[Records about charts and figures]
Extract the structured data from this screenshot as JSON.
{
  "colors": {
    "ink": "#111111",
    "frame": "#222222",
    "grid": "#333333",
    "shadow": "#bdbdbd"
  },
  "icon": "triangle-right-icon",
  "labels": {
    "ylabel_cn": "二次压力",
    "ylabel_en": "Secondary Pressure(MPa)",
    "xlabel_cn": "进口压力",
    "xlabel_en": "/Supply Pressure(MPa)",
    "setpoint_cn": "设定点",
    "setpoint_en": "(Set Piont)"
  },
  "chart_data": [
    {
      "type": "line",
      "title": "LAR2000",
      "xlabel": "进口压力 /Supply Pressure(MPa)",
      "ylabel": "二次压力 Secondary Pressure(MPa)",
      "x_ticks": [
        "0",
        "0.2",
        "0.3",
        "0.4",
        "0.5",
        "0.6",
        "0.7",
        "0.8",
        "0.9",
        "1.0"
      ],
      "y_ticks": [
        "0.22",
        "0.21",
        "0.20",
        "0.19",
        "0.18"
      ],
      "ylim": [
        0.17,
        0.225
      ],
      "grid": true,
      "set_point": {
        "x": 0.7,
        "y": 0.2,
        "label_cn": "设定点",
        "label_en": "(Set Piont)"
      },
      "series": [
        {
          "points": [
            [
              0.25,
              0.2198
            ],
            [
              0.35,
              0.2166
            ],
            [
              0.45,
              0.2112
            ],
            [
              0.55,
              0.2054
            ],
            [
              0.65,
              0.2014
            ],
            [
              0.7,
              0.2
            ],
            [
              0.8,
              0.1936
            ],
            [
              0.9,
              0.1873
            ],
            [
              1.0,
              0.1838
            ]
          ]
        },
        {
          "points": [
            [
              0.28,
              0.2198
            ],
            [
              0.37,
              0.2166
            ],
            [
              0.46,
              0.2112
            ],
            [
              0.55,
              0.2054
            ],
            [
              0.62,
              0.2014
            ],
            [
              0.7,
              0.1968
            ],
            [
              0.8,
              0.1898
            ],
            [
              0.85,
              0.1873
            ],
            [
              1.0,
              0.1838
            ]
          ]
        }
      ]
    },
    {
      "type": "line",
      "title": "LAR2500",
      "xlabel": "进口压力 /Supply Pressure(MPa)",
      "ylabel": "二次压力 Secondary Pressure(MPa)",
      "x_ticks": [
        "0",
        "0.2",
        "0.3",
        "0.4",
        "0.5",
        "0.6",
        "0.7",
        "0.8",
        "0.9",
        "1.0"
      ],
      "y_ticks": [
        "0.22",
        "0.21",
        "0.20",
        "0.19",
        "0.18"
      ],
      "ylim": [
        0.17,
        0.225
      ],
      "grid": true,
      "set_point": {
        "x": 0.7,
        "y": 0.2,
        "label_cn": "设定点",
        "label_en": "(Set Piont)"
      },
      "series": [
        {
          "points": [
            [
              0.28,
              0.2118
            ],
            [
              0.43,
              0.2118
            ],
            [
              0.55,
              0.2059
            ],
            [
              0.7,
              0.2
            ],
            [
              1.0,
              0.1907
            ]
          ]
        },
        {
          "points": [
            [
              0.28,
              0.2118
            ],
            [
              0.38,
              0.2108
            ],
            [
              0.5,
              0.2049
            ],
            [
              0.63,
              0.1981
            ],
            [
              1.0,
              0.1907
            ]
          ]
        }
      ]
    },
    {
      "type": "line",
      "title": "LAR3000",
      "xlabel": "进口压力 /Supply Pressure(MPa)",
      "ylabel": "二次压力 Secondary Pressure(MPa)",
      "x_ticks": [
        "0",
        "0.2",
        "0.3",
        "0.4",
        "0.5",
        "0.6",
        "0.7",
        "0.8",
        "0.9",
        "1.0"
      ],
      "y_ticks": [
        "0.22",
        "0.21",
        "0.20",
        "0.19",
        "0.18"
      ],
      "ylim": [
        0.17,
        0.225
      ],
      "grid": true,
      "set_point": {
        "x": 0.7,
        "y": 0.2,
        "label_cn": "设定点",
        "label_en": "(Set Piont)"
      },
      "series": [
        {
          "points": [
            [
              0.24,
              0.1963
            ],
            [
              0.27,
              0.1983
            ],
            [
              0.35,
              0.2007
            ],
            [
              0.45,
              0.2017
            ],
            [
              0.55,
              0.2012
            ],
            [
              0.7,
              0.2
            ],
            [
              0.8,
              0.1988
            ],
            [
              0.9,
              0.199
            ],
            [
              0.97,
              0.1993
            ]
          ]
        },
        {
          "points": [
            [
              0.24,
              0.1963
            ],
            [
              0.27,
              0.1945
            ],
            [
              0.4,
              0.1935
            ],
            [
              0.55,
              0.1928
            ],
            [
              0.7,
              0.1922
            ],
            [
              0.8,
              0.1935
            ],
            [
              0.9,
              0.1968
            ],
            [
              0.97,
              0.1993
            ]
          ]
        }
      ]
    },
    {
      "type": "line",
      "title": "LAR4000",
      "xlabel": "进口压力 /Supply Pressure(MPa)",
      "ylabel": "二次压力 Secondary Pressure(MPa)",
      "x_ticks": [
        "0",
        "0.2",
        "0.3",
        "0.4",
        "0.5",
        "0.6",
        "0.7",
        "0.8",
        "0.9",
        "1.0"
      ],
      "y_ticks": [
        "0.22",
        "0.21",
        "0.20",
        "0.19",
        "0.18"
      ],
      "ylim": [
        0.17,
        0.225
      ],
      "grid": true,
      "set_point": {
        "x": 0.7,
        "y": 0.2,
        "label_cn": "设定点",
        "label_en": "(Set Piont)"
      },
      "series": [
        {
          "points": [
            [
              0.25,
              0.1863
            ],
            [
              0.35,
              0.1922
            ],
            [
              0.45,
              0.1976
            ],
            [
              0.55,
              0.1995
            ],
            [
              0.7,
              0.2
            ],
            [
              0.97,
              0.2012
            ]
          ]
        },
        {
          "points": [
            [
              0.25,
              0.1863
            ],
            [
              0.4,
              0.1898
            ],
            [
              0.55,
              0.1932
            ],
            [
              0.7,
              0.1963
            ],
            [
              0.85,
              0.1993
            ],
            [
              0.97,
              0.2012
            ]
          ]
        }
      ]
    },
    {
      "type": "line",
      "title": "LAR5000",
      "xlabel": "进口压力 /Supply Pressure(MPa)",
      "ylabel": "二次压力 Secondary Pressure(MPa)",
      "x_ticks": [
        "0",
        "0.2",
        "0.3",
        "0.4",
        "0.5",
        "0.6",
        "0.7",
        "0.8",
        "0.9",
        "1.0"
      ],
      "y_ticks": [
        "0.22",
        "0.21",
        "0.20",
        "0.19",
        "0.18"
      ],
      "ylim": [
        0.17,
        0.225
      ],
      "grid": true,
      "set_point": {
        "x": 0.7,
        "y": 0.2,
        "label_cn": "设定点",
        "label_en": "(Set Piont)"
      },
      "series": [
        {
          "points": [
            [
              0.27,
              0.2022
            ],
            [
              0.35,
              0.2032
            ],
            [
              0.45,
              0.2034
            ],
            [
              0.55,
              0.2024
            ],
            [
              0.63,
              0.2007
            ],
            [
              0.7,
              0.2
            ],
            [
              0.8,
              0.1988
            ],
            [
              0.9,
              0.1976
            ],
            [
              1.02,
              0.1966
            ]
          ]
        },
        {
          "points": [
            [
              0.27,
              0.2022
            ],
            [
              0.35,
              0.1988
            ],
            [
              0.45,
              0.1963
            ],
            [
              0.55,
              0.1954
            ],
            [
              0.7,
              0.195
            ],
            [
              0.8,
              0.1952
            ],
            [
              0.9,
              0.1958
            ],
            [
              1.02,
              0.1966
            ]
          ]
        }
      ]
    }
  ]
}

**EXERCISE INSTRUCTIONS**.
Filter the records down to the lines that contain the string "title", and copy those lines.

**TASK OUTPUT**.
      "title": "LAR2000",
      "title": "LAR2500",
      "title": "LAR3000",
      "title": "LAR4000",
      "title": "LAR5000",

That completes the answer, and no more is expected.